Filter the entries below, keeping only lines with the word "name".

Records from a collection of figures:
START

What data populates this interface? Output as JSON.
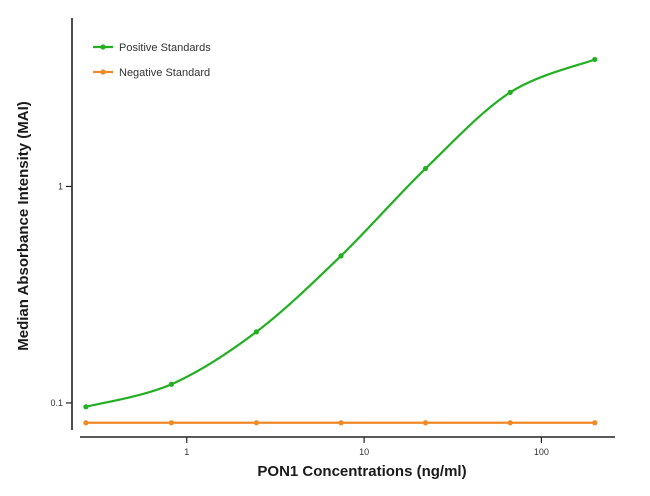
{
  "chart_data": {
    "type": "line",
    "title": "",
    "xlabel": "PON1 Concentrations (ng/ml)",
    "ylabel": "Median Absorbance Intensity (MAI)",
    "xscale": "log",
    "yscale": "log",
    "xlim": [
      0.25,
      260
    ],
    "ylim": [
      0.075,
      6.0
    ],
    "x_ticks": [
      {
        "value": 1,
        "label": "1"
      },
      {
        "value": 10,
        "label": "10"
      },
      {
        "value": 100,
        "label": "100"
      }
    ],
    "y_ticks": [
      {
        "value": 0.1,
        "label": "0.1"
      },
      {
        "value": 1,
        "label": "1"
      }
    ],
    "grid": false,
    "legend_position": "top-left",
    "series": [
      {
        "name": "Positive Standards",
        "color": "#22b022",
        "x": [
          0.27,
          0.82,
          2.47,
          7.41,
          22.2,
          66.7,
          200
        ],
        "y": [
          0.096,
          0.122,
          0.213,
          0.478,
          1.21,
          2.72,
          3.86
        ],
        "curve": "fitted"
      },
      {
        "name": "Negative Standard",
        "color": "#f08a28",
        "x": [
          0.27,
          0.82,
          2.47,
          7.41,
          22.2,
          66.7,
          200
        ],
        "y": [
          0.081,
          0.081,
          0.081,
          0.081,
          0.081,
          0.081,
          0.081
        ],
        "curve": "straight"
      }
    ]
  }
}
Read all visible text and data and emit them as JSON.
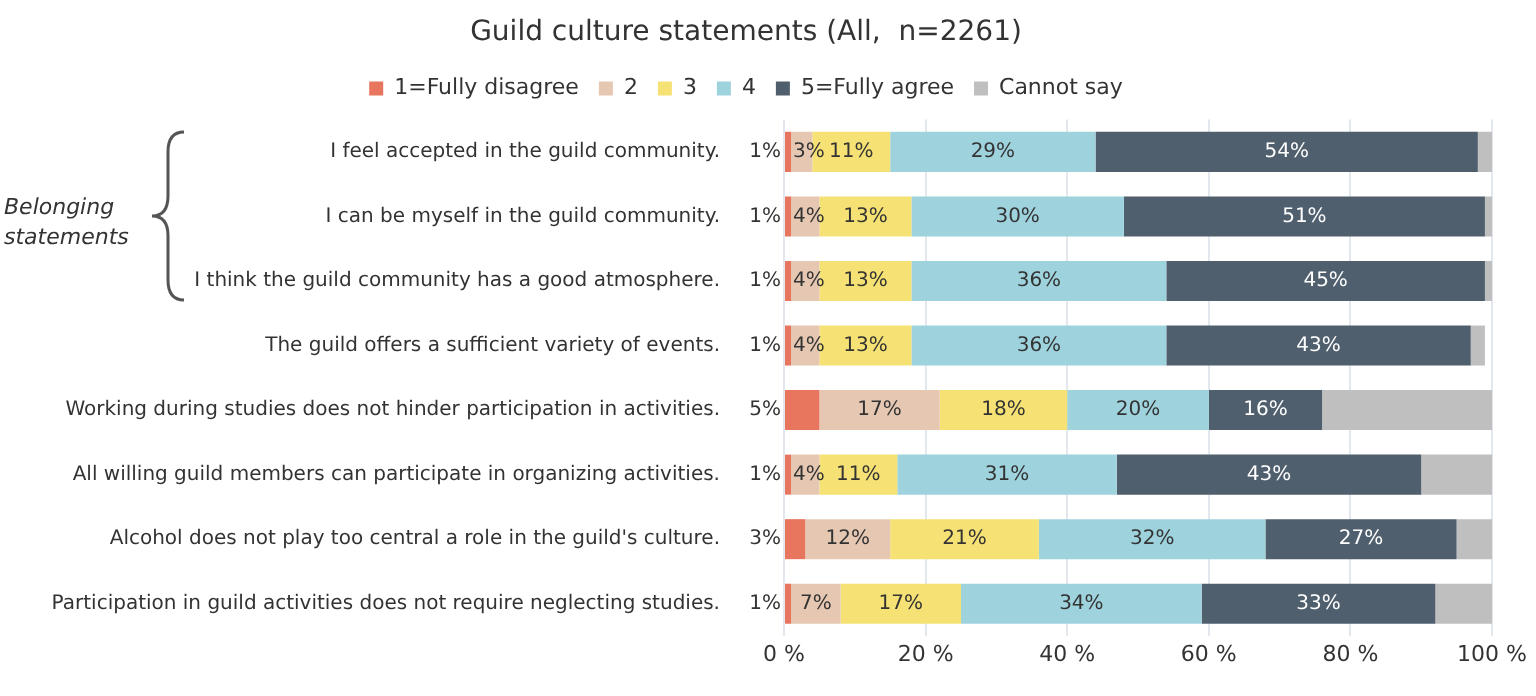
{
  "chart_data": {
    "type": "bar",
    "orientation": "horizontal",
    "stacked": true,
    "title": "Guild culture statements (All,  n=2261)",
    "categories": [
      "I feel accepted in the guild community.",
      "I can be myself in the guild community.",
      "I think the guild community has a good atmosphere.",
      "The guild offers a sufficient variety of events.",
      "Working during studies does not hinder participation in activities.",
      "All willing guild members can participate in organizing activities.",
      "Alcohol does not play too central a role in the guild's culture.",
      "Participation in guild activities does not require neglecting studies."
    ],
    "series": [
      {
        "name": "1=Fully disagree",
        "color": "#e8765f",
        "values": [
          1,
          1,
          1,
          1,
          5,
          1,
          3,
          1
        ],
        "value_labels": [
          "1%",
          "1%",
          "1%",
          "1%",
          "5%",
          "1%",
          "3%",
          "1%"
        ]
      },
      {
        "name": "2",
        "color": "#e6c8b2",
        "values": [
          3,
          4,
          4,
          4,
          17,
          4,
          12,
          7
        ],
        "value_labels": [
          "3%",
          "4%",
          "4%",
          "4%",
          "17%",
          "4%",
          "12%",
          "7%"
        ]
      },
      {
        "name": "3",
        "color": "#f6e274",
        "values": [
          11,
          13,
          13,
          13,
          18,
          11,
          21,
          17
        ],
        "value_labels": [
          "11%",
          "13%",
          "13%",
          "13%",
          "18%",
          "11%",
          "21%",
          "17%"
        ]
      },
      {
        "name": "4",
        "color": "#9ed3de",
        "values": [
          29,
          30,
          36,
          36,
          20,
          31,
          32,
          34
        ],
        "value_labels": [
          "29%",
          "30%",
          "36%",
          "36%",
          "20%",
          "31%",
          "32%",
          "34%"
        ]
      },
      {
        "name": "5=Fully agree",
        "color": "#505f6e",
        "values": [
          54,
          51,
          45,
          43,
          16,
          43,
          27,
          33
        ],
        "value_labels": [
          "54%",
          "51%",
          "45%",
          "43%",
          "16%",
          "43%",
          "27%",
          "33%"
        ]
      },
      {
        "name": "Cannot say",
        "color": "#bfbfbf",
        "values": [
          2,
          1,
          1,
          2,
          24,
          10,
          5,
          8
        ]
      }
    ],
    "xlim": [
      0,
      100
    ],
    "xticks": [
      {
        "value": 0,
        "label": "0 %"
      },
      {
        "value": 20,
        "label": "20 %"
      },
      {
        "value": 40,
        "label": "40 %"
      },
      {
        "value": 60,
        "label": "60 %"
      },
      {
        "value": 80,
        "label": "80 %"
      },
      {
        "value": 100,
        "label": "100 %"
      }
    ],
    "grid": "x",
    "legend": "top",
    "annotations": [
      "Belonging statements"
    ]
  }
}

END

The response:
        "name": "Positive Standards",
        "name": "Negative Standard",
        "name": "1=Fully disagree",
        "name": "2",
        "name": "3",
        "name": "4",
        "name": "5=Fully agree",
        "name": "Cannot say",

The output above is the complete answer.